- _What the task requires_: Report the count of lines holding "آگهی" in the records, with no other words.

- _Task material_:
Start

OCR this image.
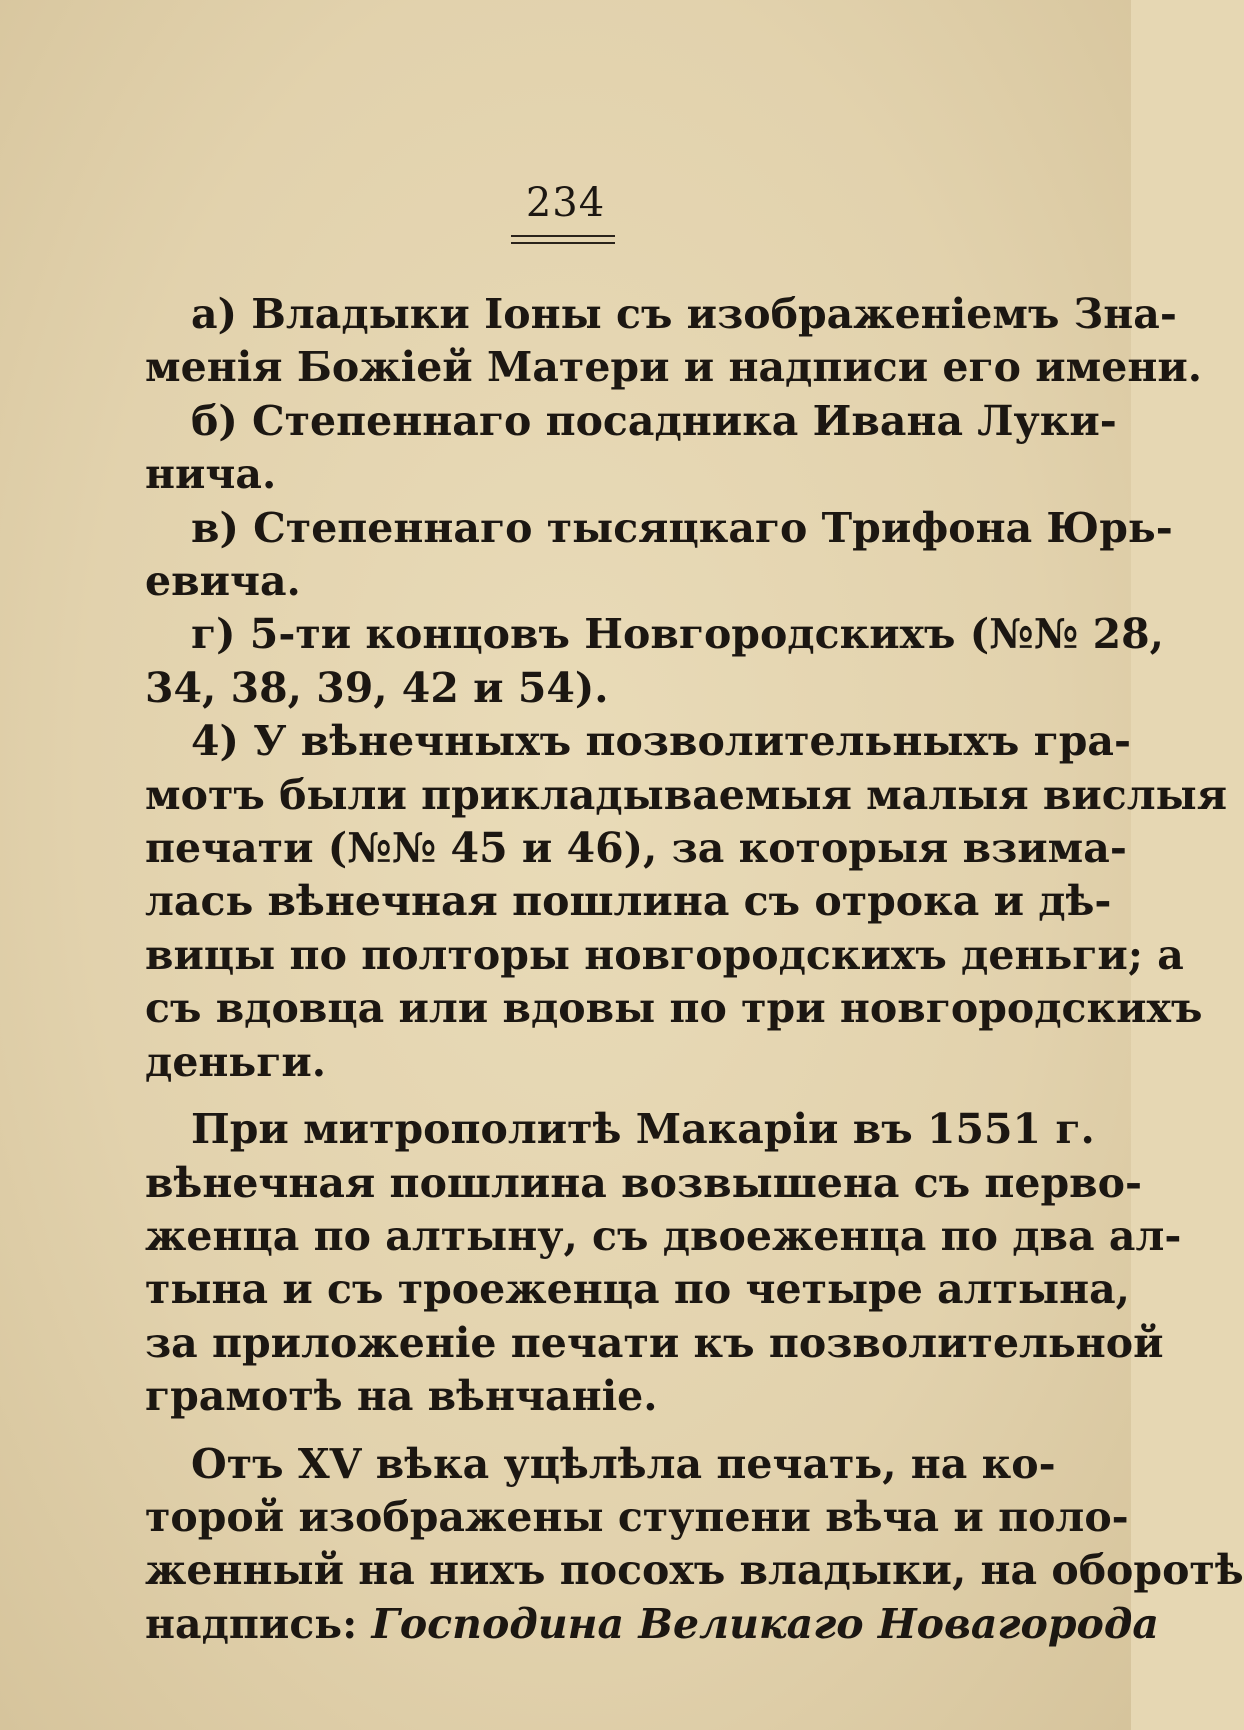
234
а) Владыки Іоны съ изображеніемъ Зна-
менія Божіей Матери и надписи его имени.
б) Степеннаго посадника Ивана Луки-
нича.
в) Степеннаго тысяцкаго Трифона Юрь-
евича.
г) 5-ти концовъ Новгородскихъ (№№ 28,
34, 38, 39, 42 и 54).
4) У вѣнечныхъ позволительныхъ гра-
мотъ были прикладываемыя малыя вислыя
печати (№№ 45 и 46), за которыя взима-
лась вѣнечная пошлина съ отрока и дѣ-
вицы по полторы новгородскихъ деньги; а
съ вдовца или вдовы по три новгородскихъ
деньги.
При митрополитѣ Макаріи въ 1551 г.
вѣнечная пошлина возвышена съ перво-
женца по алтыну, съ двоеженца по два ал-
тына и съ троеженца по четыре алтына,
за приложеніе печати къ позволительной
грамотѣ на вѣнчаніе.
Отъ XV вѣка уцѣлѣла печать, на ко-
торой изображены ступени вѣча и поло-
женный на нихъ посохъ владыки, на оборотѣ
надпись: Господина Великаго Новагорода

End
Start

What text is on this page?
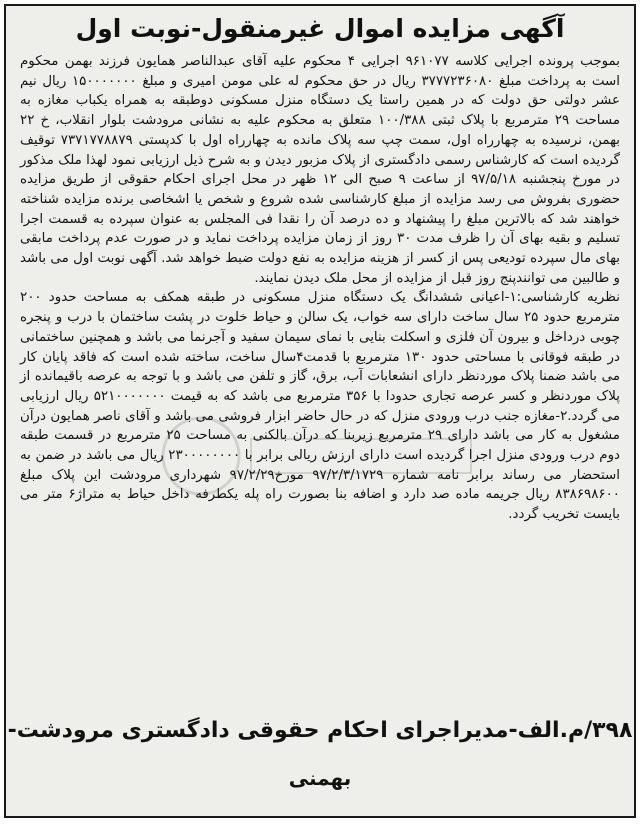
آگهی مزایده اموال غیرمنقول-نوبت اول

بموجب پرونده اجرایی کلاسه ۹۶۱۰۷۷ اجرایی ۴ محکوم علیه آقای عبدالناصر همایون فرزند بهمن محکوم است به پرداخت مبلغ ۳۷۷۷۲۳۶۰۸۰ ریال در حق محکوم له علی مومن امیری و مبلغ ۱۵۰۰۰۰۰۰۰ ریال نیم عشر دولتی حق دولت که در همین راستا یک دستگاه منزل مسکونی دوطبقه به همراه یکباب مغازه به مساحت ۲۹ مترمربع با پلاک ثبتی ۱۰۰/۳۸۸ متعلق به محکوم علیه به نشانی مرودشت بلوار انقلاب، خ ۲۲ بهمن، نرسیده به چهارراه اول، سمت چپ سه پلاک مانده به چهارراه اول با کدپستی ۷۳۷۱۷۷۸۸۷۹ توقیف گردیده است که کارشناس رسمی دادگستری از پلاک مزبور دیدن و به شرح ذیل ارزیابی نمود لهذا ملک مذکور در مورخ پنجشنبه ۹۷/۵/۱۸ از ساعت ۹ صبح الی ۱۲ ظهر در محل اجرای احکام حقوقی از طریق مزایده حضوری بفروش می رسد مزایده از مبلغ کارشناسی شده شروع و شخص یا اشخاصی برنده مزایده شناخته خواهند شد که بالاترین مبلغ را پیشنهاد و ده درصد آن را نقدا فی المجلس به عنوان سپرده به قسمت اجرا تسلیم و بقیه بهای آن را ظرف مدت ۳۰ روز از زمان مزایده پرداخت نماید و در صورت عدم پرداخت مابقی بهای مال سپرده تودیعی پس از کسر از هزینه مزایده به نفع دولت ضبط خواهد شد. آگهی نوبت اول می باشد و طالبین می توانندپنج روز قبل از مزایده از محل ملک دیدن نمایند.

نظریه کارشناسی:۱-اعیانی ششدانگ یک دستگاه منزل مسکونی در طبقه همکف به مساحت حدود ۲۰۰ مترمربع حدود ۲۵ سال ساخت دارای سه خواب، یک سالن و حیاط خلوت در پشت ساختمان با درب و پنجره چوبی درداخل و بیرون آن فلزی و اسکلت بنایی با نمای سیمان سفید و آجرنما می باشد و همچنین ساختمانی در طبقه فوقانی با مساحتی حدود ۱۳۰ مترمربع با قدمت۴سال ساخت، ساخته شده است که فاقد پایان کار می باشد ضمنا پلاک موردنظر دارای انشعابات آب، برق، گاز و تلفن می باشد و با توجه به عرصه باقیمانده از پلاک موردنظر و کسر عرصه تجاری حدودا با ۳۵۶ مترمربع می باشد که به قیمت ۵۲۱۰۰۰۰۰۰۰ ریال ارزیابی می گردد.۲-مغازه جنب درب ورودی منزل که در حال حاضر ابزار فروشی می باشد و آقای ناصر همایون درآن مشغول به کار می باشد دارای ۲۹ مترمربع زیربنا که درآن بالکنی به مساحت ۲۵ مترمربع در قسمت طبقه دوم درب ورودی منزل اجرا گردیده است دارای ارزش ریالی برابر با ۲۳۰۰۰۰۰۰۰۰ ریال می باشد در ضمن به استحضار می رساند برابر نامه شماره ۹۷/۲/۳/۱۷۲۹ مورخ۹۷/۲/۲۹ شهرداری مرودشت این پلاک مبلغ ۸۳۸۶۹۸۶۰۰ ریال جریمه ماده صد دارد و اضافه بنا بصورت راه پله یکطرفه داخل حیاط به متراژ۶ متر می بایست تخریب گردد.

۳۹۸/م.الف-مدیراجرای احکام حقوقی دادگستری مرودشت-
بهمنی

End

- _Answer to this exercise_: 2